Stored data:
[start]

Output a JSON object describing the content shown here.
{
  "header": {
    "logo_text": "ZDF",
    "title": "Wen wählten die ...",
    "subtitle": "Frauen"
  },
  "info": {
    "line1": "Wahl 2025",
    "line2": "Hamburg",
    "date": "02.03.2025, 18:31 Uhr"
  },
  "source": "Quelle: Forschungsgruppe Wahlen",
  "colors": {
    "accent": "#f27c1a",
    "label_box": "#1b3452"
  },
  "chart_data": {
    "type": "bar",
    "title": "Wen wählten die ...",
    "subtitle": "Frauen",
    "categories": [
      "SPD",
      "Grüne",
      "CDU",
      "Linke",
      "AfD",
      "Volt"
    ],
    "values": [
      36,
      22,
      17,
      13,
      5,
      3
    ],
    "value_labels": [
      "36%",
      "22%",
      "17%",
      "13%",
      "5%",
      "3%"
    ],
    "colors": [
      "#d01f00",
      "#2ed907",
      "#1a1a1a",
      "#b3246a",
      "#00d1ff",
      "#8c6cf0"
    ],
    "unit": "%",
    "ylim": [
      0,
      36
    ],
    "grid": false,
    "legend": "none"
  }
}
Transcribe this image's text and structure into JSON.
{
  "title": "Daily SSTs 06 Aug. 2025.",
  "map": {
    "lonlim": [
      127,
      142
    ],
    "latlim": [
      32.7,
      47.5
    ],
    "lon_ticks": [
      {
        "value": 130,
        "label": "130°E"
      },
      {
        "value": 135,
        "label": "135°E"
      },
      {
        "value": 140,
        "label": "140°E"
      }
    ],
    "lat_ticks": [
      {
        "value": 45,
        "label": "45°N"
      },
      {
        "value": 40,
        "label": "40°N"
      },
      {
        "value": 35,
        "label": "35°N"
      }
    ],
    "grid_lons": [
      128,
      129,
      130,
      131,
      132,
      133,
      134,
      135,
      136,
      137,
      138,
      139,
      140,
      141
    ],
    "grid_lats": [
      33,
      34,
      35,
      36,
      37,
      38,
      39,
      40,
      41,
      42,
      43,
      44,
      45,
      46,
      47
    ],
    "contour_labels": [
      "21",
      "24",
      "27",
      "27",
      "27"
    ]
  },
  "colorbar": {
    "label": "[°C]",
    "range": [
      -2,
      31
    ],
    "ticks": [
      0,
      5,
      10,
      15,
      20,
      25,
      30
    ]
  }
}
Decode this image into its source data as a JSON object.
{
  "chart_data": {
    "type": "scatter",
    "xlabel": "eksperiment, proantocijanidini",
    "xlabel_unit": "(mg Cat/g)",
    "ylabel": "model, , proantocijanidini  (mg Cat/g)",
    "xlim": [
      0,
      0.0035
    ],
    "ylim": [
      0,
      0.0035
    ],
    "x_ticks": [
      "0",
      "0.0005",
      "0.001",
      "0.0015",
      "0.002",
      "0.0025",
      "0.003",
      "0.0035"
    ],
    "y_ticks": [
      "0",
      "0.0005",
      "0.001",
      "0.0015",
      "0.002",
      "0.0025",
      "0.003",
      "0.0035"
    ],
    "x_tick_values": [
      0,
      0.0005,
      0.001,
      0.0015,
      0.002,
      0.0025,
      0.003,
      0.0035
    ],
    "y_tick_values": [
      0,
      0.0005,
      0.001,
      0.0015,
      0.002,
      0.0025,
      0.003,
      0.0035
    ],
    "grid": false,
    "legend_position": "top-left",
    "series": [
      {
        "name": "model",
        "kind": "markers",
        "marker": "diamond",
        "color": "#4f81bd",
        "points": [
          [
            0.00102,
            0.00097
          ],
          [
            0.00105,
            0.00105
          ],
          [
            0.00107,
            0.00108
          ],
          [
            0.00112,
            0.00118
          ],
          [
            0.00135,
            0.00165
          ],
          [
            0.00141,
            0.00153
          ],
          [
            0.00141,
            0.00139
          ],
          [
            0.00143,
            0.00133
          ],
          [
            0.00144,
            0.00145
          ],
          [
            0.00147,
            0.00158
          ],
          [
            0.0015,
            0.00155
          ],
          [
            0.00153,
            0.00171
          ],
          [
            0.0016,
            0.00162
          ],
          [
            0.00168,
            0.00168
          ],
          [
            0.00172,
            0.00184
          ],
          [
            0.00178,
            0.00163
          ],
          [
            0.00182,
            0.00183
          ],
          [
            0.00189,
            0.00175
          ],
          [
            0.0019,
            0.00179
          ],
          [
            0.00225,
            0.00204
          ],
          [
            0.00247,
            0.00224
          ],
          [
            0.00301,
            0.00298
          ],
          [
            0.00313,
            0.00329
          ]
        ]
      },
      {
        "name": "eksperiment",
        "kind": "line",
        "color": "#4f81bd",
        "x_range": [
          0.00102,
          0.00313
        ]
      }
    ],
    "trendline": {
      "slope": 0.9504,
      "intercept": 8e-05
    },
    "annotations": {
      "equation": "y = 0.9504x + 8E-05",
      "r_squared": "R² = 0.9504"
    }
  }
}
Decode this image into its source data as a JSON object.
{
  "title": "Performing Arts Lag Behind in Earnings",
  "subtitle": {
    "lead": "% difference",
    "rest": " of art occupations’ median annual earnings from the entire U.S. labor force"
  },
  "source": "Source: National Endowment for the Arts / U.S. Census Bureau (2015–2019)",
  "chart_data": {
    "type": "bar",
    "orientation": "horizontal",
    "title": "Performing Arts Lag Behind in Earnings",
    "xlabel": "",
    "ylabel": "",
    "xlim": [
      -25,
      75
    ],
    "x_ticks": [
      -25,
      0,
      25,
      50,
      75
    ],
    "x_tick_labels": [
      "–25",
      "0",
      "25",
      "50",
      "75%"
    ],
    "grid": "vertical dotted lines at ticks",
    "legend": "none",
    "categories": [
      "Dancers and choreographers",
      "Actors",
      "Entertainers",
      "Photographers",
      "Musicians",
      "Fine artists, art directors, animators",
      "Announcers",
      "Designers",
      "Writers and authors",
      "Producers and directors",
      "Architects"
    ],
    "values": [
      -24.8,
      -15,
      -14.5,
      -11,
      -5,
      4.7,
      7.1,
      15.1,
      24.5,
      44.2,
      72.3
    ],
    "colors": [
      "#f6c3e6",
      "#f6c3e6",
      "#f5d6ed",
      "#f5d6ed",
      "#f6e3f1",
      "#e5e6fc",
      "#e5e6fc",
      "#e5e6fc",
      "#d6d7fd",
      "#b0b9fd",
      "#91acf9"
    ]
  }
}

[end]

*Exercise prompt:* Each line above that holds the string "directors" should be copied and shown.

*In response:*
      "Fine artists, art directors, animators",
      "Producers and directors",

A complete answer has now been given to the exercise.